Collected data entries

====================

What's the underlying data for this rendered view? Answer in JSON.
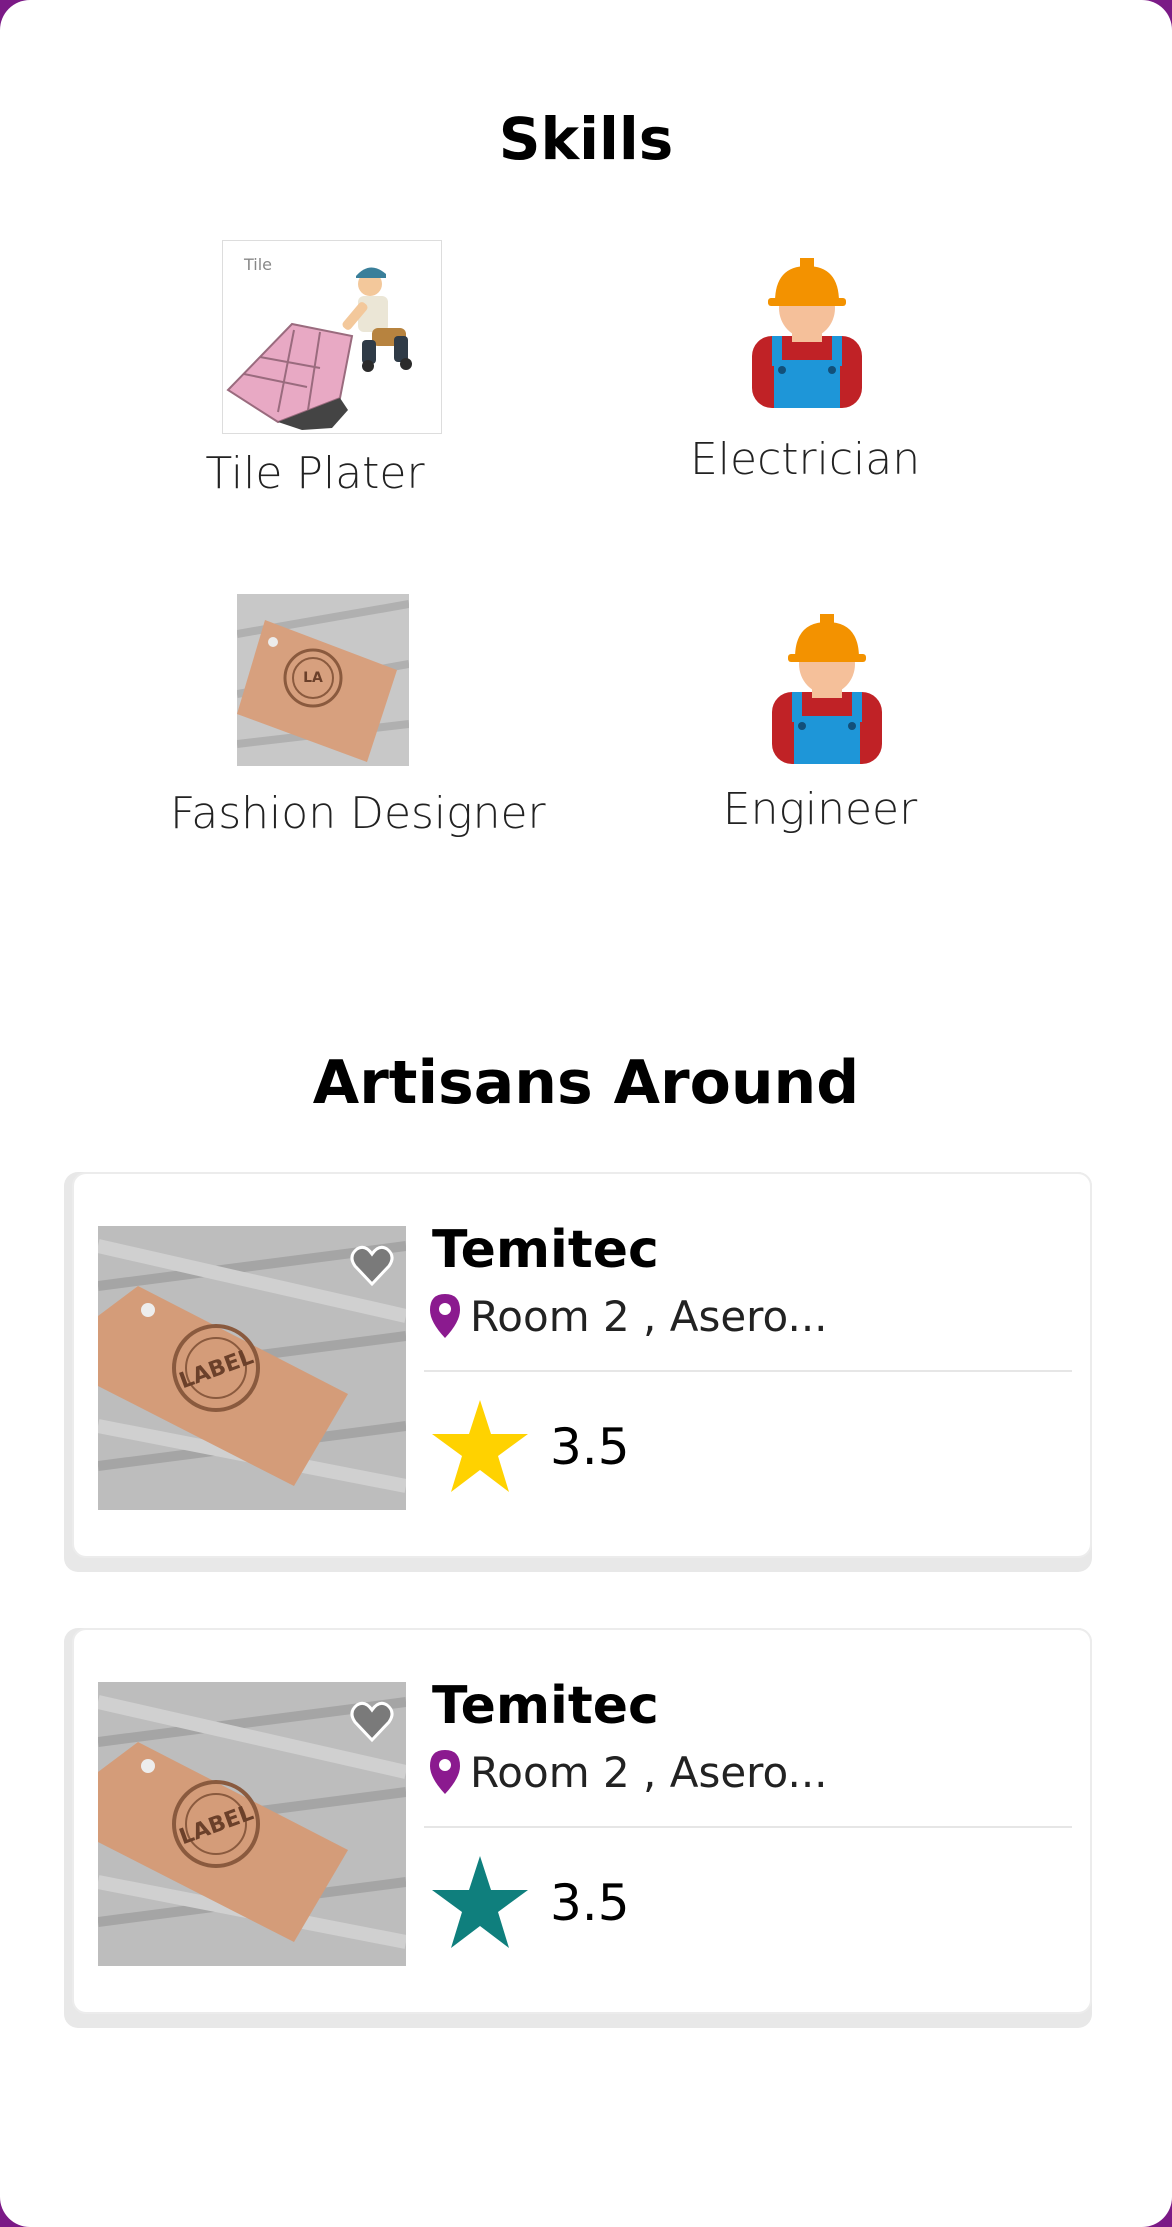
{
  "skills": {
    "title": "Skills",
    "items": [
      {
        "label": "Tile Plater",
        "image_text": "Tile"
      },
      {
        "label": "Electrician"
      },
      {
        "label": "Fashion Designer"
      },
      {
        "label": "Engineer"
      }
    ]
  },
  "artisans": {
    "title": "Artisans Around",
    "cards": [
      {
        "name": "Temitec",
        "address": "Room 2 , Asero...",
        "rating": "3.5",
        "star_color": "#ffd200"
      },
      {
        "name": "Temitec",
        "address": "Room 2 , Asero...",
        "rating": "3.5",
        "star_color": "#0f7f7d"
      }
    ]
  },
  "colors": {
    "frame": "#7b1a86",
    "pin": "#8b1a8f",
    "heart": "#7a7a7a"
  }
}
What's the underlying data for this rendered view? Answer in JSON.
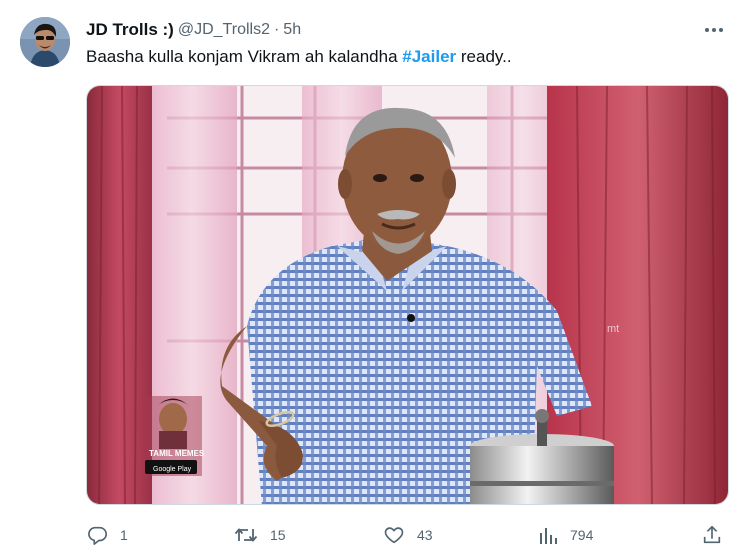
{
  "tweet": {
    "display_name": "JD Trolls :)",
    "handle": "@JD_Trolls2",
    "separator": "·",
    "time": "5h",
    "text_before": "Baasha kulla konjam Vikram ah kalandha ",
    "hashtag": "#Jailer",
    "text_after": " ready..",
    "media": {
      "watermark": "mt",
      "inset_caption": "TAMIL MEMES",
      "inset_badge": "Google Play"
    }
  },
  "actions": {
    "replies": "1",
    "retweets": "15",
    "likes": "43",
    "views": "794"
  },
  "icons": {
    "avatar": "user-avatar",
    "more": "more-horizontal-icon",
    "reply": "reply-bubble-icon",
    "retweet": "retweet-icon",
    "like": "heart-icon",
    "views": "bar-chart-icon",
    "share": "share-upload-icon"
  },
  "colors": {
    "text": "#0f1419",
    "secondary": "#536471",
    "hashtag": "#1d9bf0",
    "border": "#cfd9de"
  }
}
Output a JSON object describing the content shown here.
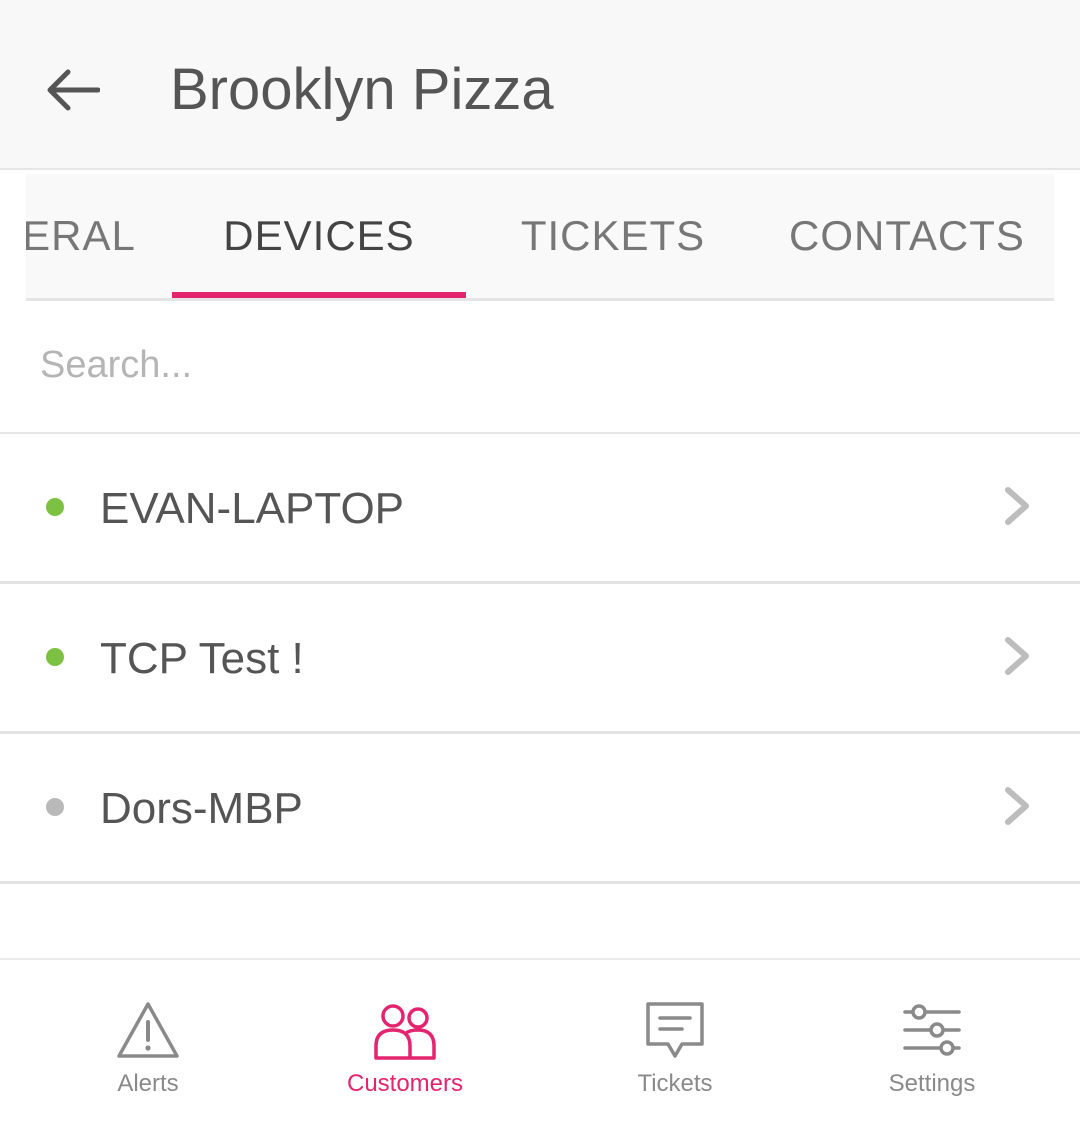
{
  "header": {
    "title": "Brooklyn Pizza",
    "back_icon": "arrow-left-icon"
  },
  "tabs": [
    {
      "label": "ERAL",
      "active": false
    },
    {
      "label": "DEVICES",
      "active": true
    },
    {
      "label": "TICKETS",
      "active": false
    },
    {
      "label": "CONTACTS",
      "active": false
    }
  ],
  "search": {
    "placeholder": "Search...",
    "value": ""
  },
  "devices": [
    {
      "name": "EVAN-LAPTOP",
      "status": "online",
      "status_color": "#7dc142"
    },
    {
      "name": "TCP Test !",
      "status": "online",
      "status_color": "#7dc142"
    },
    {
      "name": "Dors-MBP",
      "status": "offline",
      "status_color": "#b9b9b9"
    }
  ],
  "bottom_nav": [
    {
      "label": "Alerts",
      "icon": "warning-triangle-icon",
      "active": false
    },
    {
      "label": "Customers",
      "icon": "people-icon",
      "active": true
    },
    {
      "label": "Tickets",
      "icon": "chat-bubble-icon",
      "active": false
    },
    {
      "label": "Settings",
      "icon": "sliders-icon",
      "active": false
    }
  ],
  "colors": {
    "accent": "#e5246f",
    "online": "#7dc142",
    "offline": "#b9b9b9",
    "text": "#555555"
  }
}
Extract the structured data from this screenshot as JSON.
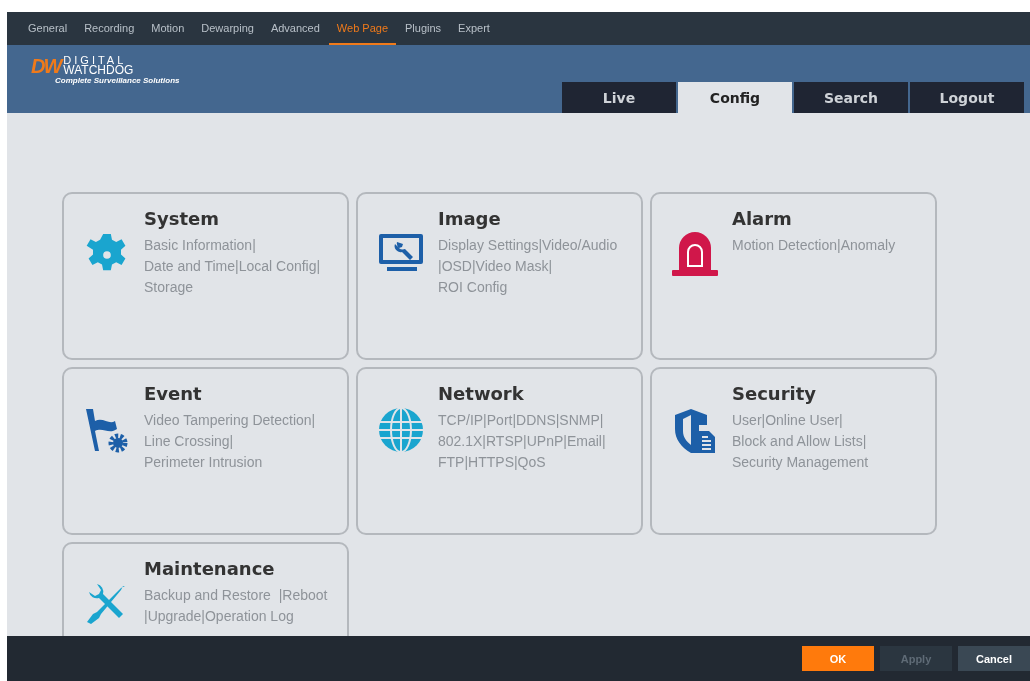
{
  "top_nav": [
    {
      "label": "General",
      "selected": false
    },
    {
      "label": "Recording",
      "selected": false
    },
    {
      "label": "Motion",
      "selected": false
    },
    {
      "label": "Dewarping",
      "selected": false
    },
    {
      "label": "Advanced",
      "selected": false
    },
    {
      "label": "Web Page",
      "selected": true
    },
    {
      "label": "Plugins",
      "selected": false
    },
    {
      "label": "Expert",
      "selected": false
    }
  ],
  "logo": {
    "mark": "DW",
    "line1": "DIGITAL",
    "line2": "WATCHDOG",
    "tagline": "Complete Surveillance Solutions"
  },
  "tabs": [
    {
      "label": "Live",
      "selected": false
    },
    {
      "label": "Config",
      "selected": true
    },
    {
      "label": "Search",
      "selected": false
    },
    {
      "label": "Logout",
      "selected": false
    }
  ],
  "cards": [
    {
      "title": "System",
      "links": [
        "Basic Information|",
        "Date and Time|Local Config|",
        "Storage"
      ]
    },
    {
      "title": "Image",
      "links": [
        "Display Settings|Video/Audio",
        "|OSD|Video Mask|",
        "ROI Config"
      ]
    },
    {
      "title": "Alarm",
      "links": [
        "Motion Detection|Anomaly"
      ]
    },
    {
      "title": "Event",
      "links": [
        "Video Tampering Detection|",
        "Line Crossing|",
        "Perimeter Intrusion"
      ]
    },
    {
      "title": "Network",
      "links": [
        "TCP/IP|Port|DDNS|SNMP|",
        "802.1X|RTSP|UPnP|Email|",
        "FTP|HTTPS|QoS"
      ]
    },
    {
      "title": "Security",
      "links": [
        "User|Online User|",
        "Block and Allow Lists|",
        "Security Management"
      ]
    },
    {
      "title": "Maintenance",
      "links": [
        "Backup and Restore  |Reboot",
        "|Upgrade|Operation Log"
      ]
    }
  ],
  "footer_buttons": [
    {
      "label": "OK",
      "kind": "primary",
      "disabled": false
    },
    {
      "label": "Apply",
      "kind": "default",
      "disabled": true
    },
    {
      "label": "Cancel",
      "kind": "default",
      "disabled": false
    }
  ]
}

====================

Every entry must be reproduced exactly, with the images left out.

What's the underlying data for this rendered view? Answer in JSON.
{
  "skills": {
    "title": "Skills",
    "items": [
      {
        "label": "Tile Plater",
        "image_text": "Tile"
      },
      {
        "label": "Electrician"
      },
      {
        "label": "Fashion Designer"
      },
      {
        "label": "Engineer"
      }
    ]
  },
  "artisans": {
    "title": "Artisans Around",
    "cards": [
      {
        "name": "Temitec",
        "address": "Room 2 , Asero...",
        "rating": "3.5",
        "star_color": "#ffd200"
      },
      {
        "name": "Temitec",
        "address": "Room 2 , Asero...",
        "rating": "3.5",
        "star_color": "#0f7f7d"
      }
    ]
  },
  "colors": {
    "frame": "#7b1a86",
    "pin": "#8b1a8f",
    "heart": "#7a7a7a"
  }
}
What's the underlying data for this rendered view? Answer in JSON.
{
  "tweet": {
    "display_name": "JD Trolls :)",
    "handle": "@JD_Trolls2",
    "separator": "·",
    "time": "5h",
    "text_before": "Baasha kulla konjam Vikram ah kalandha ",
    "hashtag": "#Jailer",
    "text_after": " ready..",
    "media": {
      "watermark": "mt",
      "inset_caption": "TAMIL MEMES",
      "inset_badge": "Google Play"
    }
  },
  "actions": {
    "replies": "1",
    "retweets": "15",
    "likes": "43",
    "views": "794"
  },
  "icons": {
    "avatar": "user-avatar",
    "more": "more-horizontal-icon",
    "reply": "reply-bubble-icon",
    "retweet": "retweet-icon",
    "like": "heart-icon",
    "views": "bar-chart-icon",
    "share": "share-upload-icon"
  },
  "colors": {
    "text": "#0f1419",
    "secondary": "#536471",
    "hashtag": "#1d9bf0",
    "border": "#cfd9de"
  }
}
Output a JSON object describing the content shown here.
{
  "header": {
    "title": "Brooklyn Pizza",
    "back_icon": "arrow-left-icon"
  },
  "tabs": [
    {
      "label": "ERAL",
      "active": false
    },
    {
      "label": "DEVICES",
      "active": true
    },
    {
      "label": "TICKETS",
      "active": false
    },
    {
      "label": "CONTACTS",
      "active": false
    }
  ],
  "search": {
    "placeholder": "Search...",
    "value": ""
  },
  "devices": [
    {
      "name": "EVAN-LAPTOP",
      "status": "online",
      "status_color": "#7dc142"
    },
    {
      "name": "TCP Test !",
      "status": "online",
      "status_color": "#7dc142"
    },
    {
      "name": "Dors-MBP",
      "status": "offline",
      "status_color": "#b9b9b9"
    }
  ],
  "bottom_nav": [
    {
      "label": "Alerts",
      "icon": "warning-triangle-icon",
      "active": false
    },
    {
      "label": "Customers",
      "icon": "people-icon",
      "active": true
    },
    {
      "label": "Tickets",
      "icon": "chat-bubble-icon",
      "active": false
    },
    {
      "label": "Settings",
      "icon": "sliders-icon",
      "active": false
    }
  ],
  "colors": {
    "accent": "#e5246f",
    "online": "#7dc142",
    "offline": "#b9b9b9",
    "text": "#555555"
  }
}
Extract the structured data from this screenshot as JSON.
{
  "top_nav": [
    {
      "label": "General",
      "selected": false
    },
    {
      "label": "Recording",
      "selected": false
    },
    {
      "label": "Motion",
      "selected": false
    },
    {
      "label": "Dewarping",
      "selected": false
    },
    {
      "label": "Advanced",
      "selected": false
    },
    {
      "label": "Web Page",
      "selected": true
    },
    {
      "label": "Plugins",
      "selected": false
    },
    {
      "label": "Expert",
      "selected": false
    }
  ],
  "logo": {
    "mark": "DW",
    "line1": "DIGITAL",
    "line2": "WATCHDOG",
    "tagline": "Complete Surveillance Solutions"
  },
  "tabs": [
    {
      "label": "Live",
      "selected": false
    },
    {
      "label": "Config",
      "selected": true
    },
    {
      "label": "Search",
      "selected": false
    },
    {
      "label": "Logout",
      "selected": false
    }
  ],
  "cards": [
    {
      "title": "System",
      "links": [
        "Basic Information|",
        "Date and Time|Local Config|",
        "Storage"
      ]
    },
    {
      "title": "Image",
      "links": [
        "Display Settings|Video/Audio",
        "|OSD|Video Mask|",
        "ROI Config"
      ]
    },
    {
      "title": "Alarm",
      "links": [
        "Motion Detection|Anomaly"
      ]
    },
    {
      "title": "Event",
      "links": [
        "Video Tampering Detection|",
        "Line Crossing|",
        "Perimeter Intrusion"
      ]
    },
    {
      "title": "Network",
      "links": [
        "TCP/IP|Port|DDNS|SNMP|",
        "802.1X|RTSP|UPnP|Email|",
        "FTP|HTTPS|QoS"
      ]
    },
    {
      "title": "Security",
      "links": [
        "User|Online User|",
        "Block and Allow Lists|",
        "Security Management"
      ]
    },
    {
      "title": "Maintenance",
      "links": [
        "Backup and Restore  |Reboot",
        "|Upgrade|Operation Log"
      ]
    }
  ],
  "footer_buttons": [
    {
      "label": "OK",
      "kind": "primary",
      "disabled": false
    },
    {
      "label": "Apply",
      "kind": "default",
      "disabled": true
    },
    {
      "label": "Cancel",
      "kind": "default",
      "disabled": false
    }
  ]
}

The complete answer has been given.